Job 1
In the comment on Python type hints, what two things does the writer say nothing stops you from doing in traditionally statically typed languages?
** BEGIN Excerpt provided **
Hints don't provide any guarantees. It's still possible to silently and unknowingly pass the wrong type of value into any given argument, with or without the checker. The "tooling" the other languages have includes a compiler that performs these checks in a way that Hints + Checker-of-choice is unlikely (or unable) to. "What do you think these checkers do?" you might ask. The answer is: not nearly what a compiler does.
> It's still possible to silently and unknowingly pass the wrong type of value into any given argument
This is also possible in traditionally statically typed languages. Nothing stops you from doing unsafe casts or using reflection. Much like its exceedingly unlikely that you'll run across this in "normal" java or C++, its exceedingly unlikely for you to run into any issues with this in python. And, in fact, the typechecker has ways to handle unusual things like dynamically created attributes, for when that comes up.
And yes I mean this quite honestly. I've seen a lot of typechecked code, some of it quite ridiculously dynamic. Typecheckers perform absolutely fine.
** END Excerpt provided **
** BEGIN Task inputs **
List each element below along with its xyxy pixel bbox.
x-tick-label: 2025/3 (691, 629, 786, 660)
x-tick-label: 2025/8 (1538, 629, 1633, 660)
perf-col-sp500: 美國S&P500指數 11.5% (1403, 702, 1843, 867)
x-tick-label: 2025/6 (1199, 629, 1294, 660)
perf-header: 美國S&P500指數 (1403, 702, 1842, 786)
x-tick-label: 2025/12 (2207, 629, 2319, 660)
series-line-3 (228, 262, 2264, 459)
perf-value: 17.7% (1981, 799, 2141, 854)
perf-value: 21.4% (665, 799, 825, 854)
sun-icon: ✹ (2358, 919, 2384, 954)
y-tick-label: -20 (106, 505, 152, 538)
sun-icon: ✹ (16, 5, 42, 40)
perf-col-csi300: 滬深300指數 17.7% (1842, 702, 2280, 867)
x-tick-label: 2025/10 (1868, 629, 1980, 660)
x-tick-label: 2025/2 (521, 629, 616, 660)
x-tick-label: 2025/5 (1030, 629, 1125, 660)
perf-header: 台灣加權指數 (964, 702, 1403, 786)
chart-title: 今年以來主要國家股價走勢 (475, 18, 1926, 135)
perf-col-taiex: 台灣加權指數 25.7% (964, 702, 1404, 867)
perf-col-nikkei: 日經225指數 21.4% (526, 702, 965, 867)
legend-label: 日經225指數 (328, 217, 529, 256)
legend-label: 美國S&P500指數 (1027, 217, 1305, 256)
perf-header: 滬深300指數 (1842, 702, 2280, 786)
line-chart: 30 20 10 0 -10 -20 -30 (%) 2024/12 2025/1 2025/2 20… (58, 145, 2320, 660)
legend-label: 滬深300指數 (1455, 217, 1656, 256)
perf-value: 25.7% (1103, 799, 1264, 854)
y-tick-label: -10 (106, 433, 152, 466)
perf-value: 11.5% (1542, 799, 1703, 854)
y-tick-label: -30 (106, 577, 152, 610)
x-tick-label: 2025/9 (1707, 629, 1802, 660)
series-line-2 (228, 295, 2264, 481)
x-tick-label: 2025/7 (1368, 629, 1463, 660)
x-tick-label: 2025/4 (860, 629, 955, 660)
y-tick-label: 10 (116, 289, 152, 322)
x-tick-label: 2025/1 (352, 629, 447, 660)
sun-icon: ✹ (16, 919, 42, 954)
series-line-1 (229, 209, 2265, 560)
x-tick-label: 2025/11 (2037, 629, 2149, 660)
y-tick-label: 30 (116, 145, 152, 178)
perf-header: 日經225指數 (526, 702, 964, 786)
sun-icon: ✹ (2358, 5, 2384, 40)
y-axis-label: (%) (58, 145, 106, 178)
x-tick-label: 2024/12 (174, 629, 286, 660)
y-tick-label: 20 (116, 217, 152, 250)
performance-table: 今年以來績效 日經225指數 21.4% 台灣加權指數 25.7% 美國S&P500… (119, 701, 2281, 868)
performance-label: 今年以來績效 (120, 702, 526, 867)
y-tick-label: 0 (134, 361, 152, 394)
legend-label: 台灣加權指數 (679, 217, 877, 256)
** END Task inputs **
Job 2
Copy out the stretch of the records from the start through the line containing "sun-icon: ✹ (2358, 919, 2384, 954)".

Output 1
Doing unsafe casts or using reflection.

Output 2
List each element below along with its xyxy pixel bbox.
x-tick-label: 2025/3 (691, 629, 786, 660)
x-tick-label: 2025/8 (1538, 629, 1633, 660)
perf-col-sp500: 美國S&P500指數 11.5% (1403, 702, 1843, 867)
x-tick-label: 2025/6 (1199, 629, 1294, 660)
perf-header: 美國S&P500指數 (1403, 702, 1842, 786)
x-tick-label: 2025/12 (2207, 629, 2319, 660)
series-line-3 (228, 262, 2264, 459)
perf-value: 17.7% (1981, 799, 2141, 854)
perf-value: 21.4% (665, 799, 825, 854)
sun-icon: ✹ (2358, 919, 2384, 954)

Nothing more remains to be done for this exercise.